=== What to work on ===
Every record must be repeated exactly, with no omission.

— Begin Data shown —

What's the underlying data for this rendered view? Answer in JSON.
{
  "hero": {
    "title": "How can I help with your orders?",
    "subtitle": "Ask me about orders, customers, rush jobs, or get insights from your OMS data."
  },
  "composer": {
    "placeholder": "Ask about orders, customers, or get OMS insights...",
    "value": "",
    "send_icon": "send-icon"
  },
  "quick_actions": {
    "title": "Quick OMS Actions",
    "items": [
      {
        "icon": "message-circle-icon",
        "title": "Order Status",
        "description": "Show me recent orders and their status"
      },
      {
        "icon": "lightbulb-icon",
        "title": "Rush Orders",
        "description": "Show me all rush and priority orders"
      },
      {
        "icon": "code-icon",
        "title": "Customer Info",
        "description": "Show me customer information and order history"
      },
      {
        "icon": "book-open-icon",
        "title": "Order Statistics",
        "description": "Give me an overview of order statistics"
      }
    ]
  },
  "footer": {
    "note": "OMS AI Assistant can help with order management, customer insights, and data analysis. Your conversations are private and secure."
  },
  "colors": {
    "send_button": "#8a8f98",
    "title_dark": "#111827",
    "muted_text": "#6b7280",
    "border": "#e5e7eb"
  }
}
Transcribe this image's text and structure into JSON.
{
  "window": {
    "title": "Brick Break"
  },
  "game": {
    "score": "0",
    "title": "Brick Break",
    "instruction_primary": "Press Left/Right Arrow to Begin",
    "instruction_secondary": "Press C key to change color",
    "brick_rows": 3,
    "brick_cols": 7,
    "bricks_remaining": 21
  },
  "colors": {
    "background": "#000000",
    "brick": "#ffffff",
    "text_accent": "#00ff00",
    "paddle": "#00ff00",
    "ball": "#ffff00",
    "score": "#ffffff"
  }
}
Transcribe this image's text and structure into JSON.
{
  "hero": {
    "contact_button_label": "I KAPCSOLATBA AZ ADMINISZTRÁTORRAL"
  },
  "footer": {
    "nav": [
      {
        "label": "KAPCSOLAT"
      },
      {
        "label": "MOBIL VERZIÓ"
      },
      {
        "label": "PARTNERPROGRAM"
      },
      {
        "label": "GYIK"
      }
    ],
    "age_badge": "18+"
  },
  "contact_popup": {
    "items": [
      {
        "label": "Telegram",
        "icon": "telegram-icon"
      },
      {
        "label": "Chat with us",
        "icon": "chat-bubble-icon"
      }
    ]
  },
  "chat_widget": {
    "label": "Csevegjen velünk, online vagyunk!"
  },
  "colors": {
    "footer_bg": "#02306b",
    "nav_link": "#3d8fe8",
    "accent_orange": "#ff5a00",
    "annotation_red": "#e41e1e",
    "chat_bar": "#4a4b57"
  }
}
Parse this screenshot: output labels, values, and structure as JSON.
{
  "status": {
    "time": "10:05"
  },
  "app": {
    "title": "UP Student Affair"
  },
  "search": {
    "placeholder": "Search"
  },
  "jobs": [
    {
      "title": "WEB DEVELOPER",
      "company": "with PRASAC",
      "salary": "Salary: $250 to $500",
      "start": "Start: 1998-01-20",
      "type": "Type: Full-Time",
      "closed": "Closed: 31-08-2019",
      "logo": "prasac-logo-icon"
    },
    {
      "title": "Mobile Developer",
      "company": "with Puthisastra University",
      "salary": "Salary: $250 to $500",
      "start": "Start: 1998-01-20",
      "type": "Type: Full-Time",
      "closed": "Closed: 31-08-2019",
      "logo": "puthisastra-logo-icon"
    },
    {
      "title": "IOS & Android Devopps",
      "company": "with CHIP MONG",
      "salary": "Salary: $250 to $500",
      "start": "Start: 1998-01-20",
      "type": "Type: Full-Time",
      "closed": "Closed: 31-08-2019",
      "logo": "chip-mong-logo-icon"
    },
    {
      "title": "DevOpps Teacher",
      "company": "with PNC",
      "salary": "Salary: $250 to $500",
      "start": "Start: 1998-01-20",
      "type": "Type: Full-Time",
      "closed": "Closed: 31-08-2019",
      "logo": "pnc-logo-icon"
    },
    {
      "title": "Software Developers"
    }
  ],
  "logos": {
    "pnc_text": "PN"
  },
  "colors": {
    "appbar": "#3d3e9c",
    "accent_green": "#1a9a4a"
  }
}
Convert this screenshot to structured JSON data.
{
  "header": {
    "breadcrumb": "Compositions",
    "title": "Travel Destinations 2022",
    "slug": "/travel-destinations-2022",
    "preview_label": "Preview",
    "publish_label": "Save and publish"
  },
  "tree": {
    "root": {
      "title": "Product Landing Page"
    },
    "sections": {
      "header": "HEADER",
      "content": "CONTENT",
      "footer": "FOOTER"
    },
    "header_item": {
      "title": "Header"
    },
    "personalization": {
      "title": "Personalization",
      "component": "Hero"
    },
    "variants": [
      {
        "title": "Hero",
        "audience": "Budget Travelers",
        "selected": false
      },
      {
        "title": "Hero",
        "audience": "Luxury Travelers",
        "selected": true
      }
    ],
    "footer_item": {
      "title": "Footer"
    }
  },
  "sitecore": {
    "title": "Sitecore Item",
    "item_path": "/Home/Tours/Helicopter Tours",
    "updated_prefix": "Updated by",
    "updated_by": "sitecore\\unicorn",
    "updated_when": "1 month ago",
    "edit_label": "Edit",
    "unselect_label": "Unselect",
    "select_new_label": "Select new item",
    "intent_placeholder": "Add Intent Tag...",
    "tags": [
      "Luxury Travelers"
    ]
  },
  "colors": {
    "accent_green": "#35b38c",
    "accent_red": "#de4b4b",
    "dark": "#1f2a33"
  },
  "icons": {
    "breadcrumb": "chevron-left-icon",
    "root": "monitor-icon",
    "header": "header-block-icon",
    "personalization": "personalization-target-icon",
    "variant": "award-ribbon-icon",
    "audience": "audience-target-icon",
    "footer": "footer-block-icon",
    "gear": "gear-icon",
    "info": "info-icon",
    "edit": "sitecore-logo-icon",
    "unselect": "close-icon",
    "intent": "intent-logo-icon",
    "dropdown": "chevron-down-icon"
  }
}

— End Data shown —

=== Output of the exercise ===
What's the underlying data for this rendered view? Answer in JSON.
{
  "hero": {
    "title": "How can I help with your orders?",
    "subtitle": "Ask me about orders, customers, rush jobs, or get insights from your OMS data."
  },
  "composer": {
    "placeholder": "Ask about orders, customers, or get OMS insights...",
    "value": "",
    "send_icon": "send-icon"
  },
  "quick_actions": {
    "title": "Quick OMS Actions",
    "items": [
      {
        "icon": "message-circle-icon",
        "title": "Order Status",
        "description": "Show me recent orders and their status"
      },
      {
        "icon": "lightbulb-icon",
        "title": "Rush Orders",
        "description": "Show me all rush and priority orders"
      },
      {
        "icon": "code-icon",
        "title": "Customer Info",
        "description": "Show me customer information and order history"
      },
      {
        "icon": "book-open-icon",
        "title": "Order Statistics",
        "description": "Give me an overview of order statistics"
      }
    ]
  },
  "footer": {
    "note": "OMS AI Assistant can help with order management, customer insights, and data analysis. Your conversations are private and secure."
  },
  "colors": {
    "send_button": "#8a8f98",
    "title_dark": "#111827",
    "muted_text": "#6b7280",
    "border": "#e5e7eb"
  }
}
Transcribe this image's text and structure into JSON.
{
  "window": {
    "title": "Brick Break"
  },
  "game": {
    "score": "0",
    "title": "Brick Break",
    "instruction_primary": "Press Left/Right Arrow to Begin",
    "instruction_secondary": "Press C key to change color",
    "brick_rows": 3,
    "brick_cols": 7,
    "bricks_remaining": 21
  },
  "colors": {
    "background": "#000000",
    "brick": "#ffffff",
    "text_accent": "#00ff00",
    "paddle": "#00ff00",
    "ball": "#ffff00",
    "score": "#ffffff"
  }
}
Transcribe this image's text and structure into JSON.
{
  "hero": {
    "contact_button_label": "I KAPCSOLATBA AZ ADMINISZTRÁTORRAL"
  },
  "footer": {
    "nav": [
      {
        "label": "KAPCSOLAT"
      },
      {
        "label": "MOBIL VERZIÓ"
      },
      {
        "label": "PARTNERPROGRAM"
      },
      {
        "label": "GYIK"
      }
    ],
    "age_badge": "18+"
  },
  "contact_popup": {
    "items": [
      {
        "label": "Telegram",
        "icon": "telegram-icon"
      },
      {
        "label": "Chat with us",
        "icon": "chat-bubble-icon"
      }
    ]
  },
  "chat_widget": {
    "label": "Csevegjen velünk, online vagyunk!"
  },
  "colors": {
    "footer_bg": "#02306b",
    "nav_link": "#3d8fe8",
    "accent_orange": "#ff5a00",
    "annotation_red": "#e41e1e",
    "chat_bar": "#4a4b57"
  }
}
Parse this screenshot: output labels, values, and structure as JSON.
{
  "status": {
    "time": "10:05"
  },
  "app": {
    "title": "UP Student Affair"
  },
  "search": {
    "placeholder": "Search"
  },
  "jobs": [
    {
      "title": "WEB DEVELOPER",
      "company": "with PRASAC",
      "salary": "Salary: $250 to $500",
      "start": "Start: 1998-01-20",
      "type": "Type: Full-Time",
      "closed": "Closed: 31-08-2019",
      "logo": "prasac-logo-icon"
    },
    {
      "title": "Mobile Developer",
      "company": "with Puthisastra University",
      "salary": "Salary: $250 to $500",
      "start": "Start: 1998-01-20",
      "type": "Type: Full-Time",
      "closed": "Closed: 31-08-2019",
      "logo": "puthisastra-logo-icon"
    },
    {
      "title": "IOS & Android Devopps",
      "company": "with CHIP MONG",
      "salary": "Salary: $250 to $500",
      "start": "Start: 1998-01-20",
      "type": "Type: Full-Time",
      "closed": "Closed: 31-08-2019",
      "logo": "chip-mong-logo-icon"
    },
    {
      "title": "DevOpps Teacher",
      "company": "with PNC",
      "salary": "Salary: $250 to $500",
      "start": "Start: 1998-01-20",
      "type": "Type: Full-Time",
      "closed": "Closed: 31-08-2019",
      "logo": "pnc-logo-icon"
    },
    {
      "title": "Software Developers"
    }
  ],
  "logos": {
    "pnc_text": "PN"
  },
  "colors": {
    "appbar": "#3d3e9c",
    "accent_green": "#1a9a4a"
  }
}
Convert this screenshot to structured JSON data.
{
  "header": {
    "breadcrumb": "Compositions",
    "title": "Travel Destinations 2022",
    "slug": "/travel-destinations-2022",
    "preview_label": "Preview",
    "publish_label": "Save and publish"
  },
  "tree": {
    "root": {
      "title": "Product Landing Page"
    },
    "sections": {
      "header": "HEADER",
      "content": "CONTENT",
      "footer": "FOOTER"
    },
    "header_item": {
      "title": "Header"
    },
    "personalization": {
      "title": "Personalization",
      "component": "Hero"
    },
    "variants": [
      {
        "title": "Hero",
        "audience": "Budget Travelers",
        "selected": false
      },
      {
        "title": "Hero",
        "audience": "Luxury Travelers",
        "selected": true
      }
    ],
    "footer_item": {
      "title": "Footer"
    }
  },
  "sitecore": {
    "title": "Sitecore Item",
    "item_path": "/Home/Tours/Helicopter Tours",
    "updated_prefix": "Updated by",
    "updated_by": "sitecore\\unicorn",
    "updated_when": "1 month ago",
    "edit_label": "Edit",
    "unselect_label": "Unselect",
    "select_new_label": "Select new item",
    "intent_placeholder": "Add Intent Tag...",
    "tags": [
      "Luxury Travelers"
    ]
  },
  "colors": {
    "accent_green": "#35b38c",
    "accent_red": "#de4b4b",
    "dark": "#1f2a33"
  },
  "icons": {
    "breadcrumb": "chevron-left-icon",
    "root": "monitor-icon",
    "header": "header-block-icon",
    "personalization": "personalization-target-icon",
    "variant": "award-ribbon-icon",
    "audience": "audience-target-icon",
    "footer": "footer-block-icon",
    "gear": "gear-icon",
    "info": "info-icon",
    "edit": "sitecore-logo-icon",
    "unselect": "close-icon",
    "intent": "intent-logo-icon",
    "dropdown": "chevron-down-icon"
  }
}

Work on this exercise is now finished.